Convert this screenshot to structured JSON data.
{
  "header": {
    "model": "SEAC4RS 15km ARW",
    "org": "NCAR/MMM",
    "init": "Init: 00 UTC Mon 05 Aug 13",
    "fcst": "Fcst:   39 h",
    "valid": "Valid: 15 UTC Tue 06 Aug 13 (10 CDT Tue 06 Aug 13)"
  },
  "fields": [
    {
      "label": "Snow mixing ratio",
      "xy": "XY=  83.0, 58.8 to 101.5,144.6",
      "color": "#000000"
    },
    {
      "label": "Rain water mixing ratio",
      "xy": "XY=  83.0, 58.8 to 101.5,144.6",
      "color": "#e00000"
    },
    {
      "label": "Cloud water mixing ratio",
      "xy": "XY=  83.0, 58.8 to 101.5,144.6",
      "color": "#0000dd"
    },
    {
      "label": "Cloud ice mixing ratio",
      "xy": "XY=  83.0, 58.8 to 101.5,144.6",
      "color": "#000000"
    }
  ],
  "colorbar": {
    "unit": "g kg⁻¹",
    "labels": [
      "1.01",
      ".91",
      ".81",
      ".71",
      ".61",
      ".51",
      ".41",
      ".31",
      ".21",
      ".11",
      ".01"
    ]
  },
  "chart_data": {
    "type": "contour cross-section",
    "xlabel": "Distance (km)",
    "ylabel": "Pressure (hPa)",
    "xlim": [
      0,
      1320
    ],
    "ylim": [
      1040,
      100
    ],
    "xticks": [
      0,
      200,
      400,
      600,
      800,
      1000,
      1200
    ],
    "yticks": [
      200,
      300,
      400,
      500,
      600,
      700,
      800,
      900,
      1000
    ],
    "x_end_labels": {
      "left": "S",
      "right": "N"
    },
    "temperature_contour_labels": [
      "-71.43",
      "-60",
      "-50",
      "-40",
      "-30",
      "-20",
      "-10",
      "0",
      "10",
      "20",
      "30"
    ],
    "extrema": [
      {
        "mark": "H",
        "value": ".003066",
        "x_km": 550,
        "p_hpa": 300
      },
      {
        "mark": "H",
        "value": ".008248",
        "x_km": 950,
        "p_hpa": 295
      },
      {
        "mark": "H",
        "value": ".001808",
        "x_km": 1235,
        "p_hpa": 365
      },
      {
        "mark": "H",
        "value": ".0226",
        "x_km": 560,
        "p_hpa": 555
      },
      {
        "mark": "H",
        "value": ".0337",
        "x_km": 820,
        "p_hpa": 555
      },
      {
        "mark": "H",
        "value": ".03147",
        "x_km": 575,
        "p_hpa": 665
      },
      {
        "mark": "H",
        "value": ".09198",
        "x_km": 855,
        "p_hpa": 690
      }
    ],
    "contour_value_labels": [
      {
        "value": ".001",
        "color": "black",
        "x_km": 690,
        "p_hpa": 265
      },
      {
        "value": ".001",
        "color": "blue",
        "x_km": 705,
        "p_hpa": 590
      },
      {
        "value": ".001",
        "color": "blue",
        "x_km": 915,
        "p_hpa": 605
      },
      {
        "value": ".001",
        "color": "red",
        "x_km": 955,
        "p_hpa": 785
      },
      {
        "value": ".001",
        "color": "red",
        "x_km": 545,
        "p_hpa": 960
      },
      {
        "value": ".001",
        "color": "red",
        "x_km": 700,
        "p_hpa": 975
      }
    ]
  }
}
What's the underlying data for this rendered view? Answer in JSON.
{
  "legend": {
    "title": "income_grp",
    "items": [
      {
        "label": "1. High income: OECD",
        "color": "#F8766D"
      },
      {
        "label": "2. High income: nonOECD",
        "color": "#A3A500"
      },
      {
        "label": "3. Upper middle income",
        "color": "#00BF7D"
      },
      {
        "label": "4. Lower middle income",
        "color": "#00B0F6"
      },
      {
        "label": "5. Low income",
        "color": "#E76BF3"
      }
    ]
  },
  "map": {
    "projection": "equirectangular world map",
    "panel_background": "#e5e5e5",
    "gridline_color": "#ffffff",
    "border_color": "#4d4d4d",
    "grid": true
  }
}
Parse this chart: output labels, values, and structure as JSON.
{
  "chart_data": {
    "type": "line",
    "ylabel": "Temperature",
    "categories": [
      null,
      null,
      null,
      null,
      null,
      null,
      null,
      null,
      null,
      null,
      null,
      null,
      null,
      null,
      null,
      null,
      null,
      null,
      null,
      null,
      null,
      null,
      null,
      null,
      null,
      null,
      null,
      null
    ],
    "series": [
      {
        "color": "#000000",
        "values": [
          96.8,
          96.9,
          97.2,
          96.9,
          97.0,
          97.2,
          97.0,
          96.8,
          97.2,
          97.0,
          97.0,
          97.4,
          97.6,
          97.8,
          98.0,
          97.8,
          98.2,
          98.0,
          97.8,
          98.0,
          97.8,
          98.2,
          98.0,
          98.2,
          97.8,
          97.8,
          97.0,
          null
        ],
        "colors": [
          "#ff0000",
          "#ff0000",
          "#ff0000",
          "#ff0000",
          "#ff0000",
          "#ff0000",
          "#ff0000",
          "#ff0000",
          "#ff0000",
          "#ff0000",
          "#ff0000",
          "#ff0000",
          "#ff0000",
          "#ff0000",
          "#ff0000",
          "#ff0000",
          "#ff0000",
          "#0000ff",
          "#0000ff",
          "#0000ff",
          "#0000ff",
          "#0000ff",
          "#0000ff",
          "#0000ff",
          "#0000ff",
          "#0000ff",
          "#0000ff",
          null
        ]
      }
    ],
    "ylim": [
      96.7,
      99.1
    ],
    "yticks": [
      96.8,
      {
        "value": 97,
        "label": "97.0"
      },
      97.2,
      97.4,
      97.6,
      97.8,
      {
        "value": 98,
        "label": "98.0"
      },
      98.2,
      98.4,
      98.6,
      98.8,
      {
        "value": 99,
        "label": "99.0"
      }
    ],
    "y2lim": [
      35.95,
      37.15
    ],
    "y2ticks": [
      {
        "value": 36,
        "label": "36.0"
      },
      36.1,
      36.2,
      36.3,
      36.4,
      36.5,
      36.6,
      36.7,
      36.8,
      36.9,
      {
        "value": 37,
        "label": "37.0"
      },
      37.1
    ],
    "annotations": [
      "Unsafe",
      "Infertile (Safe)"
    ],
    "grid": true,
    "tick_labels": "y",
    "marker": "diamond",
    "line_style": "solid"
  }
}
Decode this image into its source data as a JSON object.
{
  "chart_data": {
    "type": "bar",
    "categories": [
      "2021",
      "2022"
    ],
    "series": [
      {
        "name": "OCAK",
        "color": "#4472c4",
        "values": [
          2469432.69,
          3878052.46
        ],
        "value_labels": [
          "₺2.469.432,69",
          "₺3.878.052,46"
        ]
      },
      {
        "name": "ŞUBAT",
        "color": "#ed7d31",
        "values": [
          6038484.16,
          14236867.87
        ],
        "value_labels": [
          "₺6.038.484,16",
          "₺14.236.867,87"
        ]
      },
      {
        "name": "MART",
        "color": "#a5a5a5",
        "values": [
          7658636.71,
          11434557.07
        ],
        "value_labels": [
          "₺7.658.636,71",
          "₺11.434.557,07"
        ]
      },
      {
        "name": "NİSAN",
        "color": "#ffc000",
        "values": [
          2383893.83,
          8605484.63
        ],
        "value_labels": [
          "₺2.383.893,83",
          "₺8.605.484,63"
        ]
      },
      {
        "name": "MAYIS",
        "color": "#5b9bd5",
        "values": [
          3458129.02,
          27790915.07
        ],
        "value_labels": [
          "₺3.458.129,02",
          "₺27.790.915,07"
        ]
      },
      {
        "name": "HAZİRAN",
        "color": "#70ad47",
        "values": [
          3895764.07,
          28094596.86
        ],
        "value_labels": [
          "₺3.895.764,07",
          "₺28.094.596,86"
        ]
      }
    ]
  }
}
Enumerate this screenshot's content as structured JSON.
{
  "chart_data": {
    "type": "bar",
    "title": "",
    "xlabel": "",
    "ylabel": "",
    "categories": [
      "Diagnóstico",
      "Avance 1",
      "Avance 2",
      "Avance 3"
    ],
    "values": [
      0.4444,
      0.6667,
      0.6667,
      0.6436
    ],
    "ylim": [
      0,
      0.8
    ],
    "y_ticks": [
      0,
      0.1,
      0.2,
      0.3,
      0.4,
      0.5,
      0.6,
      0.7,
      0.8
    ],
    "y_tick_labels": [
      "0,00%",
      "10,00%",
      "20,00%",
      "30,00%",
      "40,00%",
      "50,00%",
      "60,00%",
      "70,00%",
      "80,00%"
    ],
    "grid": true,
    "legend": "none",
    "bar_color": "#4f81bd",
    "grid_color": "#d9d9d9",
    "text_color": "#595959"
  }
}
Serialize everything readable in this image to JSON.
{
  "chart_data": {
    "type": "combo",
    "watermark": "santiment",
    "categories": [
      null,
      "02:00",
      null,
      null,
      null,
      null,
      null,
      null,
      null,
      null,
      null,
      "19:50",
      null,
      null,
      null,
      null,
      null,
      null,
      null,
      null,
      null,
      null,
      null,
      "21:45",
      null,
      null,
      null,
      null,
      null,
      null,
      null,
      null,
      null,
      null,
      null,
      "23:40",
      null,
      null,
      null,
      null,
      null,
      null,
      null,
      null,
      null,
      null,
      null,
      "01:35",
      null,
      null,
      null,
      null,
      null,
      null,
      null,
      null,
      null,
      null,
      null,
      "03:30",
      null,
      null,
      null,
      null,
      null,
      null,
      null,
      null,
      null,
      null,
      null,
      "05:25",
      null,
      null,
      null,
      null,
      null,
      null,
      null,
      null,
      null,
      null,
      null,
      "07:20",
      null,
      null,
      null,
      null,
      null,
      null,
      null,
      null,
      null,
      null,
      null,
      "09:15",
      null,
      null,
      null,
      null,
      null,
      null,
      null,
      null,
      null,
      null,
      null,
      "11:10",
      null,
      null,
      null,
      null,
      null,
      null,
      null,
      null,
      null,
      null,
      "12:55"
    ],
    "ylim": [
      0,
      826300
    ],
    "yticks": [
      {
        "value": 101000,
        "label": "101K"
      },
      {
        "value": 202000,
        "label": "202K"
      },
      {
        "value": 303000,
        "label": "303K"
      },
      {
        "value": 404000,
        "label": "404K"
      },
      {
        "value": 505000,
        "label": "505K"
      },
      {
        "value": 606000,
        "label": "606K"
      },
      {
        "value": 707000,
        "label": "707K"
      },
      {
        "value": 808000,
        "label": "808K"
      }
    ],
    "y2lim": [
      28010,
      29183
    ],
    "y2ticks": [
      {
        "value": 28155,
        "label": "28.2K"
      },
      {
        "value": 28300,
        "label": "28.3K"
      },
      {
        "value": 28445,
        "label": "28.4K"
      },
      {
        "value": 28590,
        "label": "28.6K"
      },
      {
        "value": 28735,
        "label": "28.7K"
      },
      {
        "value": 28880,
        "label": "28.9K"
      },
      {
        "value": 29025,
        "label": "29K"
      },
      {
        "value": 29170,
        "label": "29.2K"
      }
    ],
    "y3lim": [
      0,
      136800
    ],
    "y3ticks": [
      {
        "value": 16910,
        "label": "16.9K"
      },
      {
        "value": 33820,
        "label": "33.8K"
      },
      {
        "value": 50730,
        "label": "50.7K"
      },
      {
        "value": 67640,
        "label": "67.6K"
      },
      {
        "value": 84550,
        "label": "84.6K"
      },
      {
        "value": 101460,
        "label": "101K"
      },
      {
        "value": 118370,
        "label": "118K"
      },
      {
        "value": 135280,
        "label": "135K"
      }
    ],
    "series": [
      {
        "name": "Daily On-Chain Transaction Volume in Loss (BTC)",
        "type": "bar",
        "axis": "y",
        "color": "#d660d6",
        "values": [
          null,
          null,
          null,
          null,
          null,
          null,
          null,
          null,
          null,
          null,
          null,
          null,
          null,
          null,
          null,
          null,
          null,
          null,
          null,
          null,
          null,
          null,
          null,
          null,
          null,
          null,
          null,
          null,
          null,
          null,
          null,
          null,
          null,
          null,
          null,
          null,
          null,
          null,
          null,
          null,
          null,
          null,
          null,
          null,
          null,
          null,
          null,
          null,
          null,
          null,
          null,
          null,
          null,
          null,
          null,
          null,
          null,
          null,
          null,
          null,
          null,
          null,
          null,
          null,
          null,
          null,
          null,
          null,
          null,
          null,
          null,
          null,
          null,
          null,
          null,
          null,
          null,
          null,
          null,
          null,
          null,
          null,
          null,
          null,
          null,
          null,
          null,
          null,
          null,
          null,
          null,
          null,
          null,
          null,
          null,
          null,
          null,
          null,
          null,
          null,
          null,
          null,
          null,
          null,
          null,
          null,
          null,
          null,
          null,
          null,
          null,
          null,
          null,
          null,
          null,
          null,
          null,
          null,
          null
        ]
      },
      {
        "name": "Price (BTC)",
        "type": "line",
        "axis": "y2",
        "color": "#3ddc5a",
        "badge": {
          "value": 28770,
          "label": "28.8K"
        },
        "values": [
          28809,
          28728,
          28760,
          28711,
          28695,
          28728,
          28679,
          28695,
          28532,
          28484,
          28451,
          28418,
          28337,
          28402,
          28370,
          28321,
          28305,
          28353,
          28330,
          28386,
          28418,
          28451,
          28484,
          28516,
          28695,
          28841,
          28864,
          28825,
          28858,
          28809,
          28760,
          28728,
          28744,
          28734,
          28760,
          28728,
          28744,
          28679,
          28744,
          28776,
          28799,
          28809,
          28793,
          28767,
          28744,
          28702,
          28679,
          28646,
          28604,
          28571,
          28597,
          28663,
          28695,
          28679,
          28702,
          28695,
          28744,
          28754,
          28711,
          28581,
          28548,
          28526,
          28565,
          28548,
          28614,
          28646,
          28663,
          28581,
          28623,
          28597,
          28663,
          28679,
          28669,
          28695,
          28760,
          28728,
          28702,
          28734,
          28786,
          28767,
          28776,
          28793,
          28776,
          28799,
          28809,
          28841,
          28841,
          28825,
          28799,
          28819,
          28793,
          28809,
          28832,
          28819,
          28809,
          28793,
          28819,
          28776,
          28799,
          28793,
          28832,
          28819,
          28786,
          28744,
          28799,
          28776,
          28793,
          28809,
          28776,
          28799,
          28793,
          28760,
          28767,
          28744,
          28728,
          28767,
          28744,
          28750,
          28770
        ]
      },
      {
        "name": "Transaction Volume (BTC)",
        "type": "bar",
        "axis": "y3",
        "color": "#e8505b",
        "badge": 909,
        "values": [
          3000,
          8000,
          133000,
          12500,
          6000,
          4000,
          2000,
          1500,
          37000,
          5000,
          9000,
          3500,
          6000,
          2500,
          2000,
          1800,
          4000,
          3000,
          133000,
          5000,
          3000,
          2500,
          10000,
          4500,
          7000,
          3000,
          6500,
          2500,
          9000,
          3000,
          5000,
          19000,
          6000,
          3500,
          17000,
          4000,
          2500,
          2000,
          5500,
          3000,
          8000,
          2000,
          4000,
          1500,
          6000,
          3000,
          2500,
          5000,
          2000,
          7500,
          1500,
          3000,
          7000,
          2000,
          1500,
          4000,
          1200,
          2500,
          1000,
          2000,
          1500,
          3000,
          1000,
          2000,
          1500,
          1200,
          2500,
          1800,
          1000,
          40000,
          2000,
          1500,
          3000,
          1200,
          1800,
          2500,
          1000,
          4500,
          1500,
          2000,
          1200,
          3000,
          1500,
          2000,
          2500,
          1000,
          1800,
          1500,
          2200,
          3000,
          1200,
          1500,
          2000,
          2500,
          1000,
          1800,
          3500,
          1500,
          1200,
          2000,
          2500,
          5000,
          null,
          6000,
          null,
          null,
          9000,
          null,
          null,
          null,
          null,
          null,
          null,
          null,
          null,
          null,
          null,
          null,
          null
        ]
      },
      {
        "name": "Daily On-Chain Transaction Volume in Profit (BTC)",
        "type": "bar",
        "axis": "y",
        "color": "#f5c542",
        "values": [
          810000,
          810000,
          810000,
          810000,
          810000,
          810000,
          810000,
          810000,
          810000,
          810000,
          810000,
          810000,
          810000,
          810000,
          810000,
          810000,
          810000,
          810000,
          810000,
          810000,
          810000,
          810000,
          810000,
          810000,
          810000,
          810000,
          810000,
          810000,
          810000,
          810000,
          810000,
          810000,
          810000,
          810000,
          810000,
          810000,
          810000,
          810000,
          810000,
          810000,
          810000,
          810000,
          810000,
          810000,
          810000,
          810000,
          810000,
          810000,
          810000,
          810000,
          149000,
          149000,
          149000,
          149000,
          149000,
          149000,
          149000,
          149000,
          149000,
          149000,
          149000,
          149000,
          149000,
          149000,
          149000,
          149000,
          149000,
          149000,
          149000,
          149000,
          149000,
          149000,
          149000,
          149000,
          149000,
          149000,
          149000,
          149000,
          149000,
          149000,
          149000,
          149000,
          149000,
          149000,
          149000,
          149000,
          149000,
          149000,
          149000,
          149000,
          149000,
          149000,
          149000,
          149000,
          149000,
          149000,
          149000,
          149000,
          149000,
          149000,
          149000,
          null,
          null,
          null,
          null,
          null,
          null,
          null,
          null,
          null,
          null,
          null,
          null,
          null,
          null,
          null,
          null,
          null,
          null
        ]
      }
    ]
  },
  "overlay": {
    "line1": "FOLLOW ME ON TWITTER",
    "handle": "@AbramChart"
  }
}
━━━━━━━━━━━━━━━━━━━━━━━━━━━━━━
The request: Reproduce each line of the entries in which the word "Cloud" is found.

Worked answer:
      "label": "Cloud water mixing ratio",
      "label": "Cloud ice mixing ratio",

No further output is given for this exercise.